## Task set
a) List every person named in the passage on Juneau Park.
b) In the passage on Juneau Park, who designed the Juneau Monument?
c) Turn the paragraph of the passage on Juneau Park that begins "Located within the park is a tribute" into a short list that keeps its main facts.

## Extract to read
--

Juneau Park, located in Milwaukee, Wisconsin, is situated on a bluff overlooking Lake Michigan. It is popular for its short distance to downtown Milwaukee, lakefront walking path, and vantage point for fireworks displays.

Early history

Located within the park is a tribute to the city's first mayor, Solomon Juneau. The Juneau Monument, designed by Richard Park, was built in 1887. Also within the park is the 1887 statue, Leif, the Discoverer of Leif Erikson made by sculptor Anne Whitney. It is a replica of a statue in Boston.

--

## Source excerpt
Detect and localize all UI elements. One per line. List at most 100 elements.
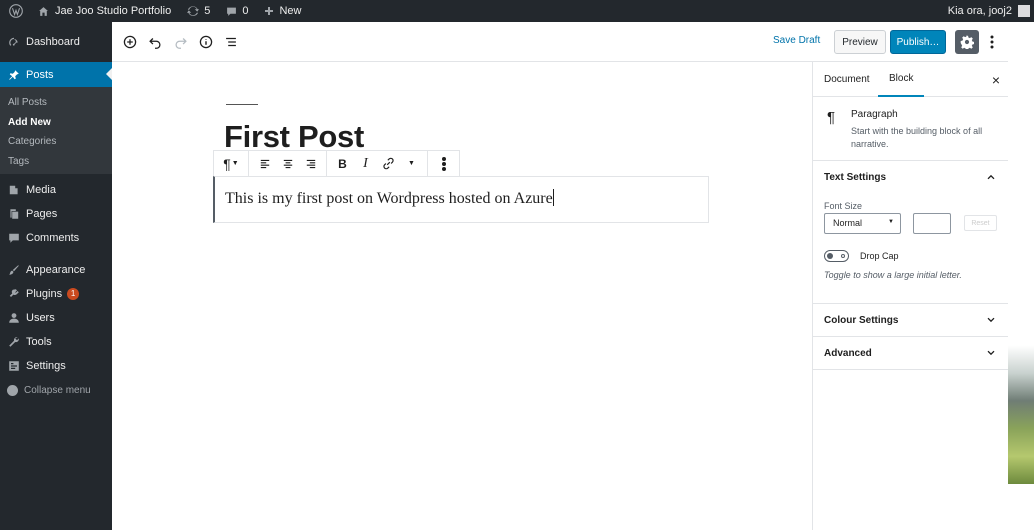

--

## Answers for the exercise
a)
Solomon Juneau
Richard Park
Leif Erikson
Anne Whitney

b) Richard Park

c)
- Juneau Monument: a tribute to Solomon Juneau, Milwaukee's first mayor, designed by Richard Park and built in 1887.
- Leif, the Discoverer: an 1887 statue of Leif Erikson by sculptor Anne Whitney, a replica of a statue in Boston.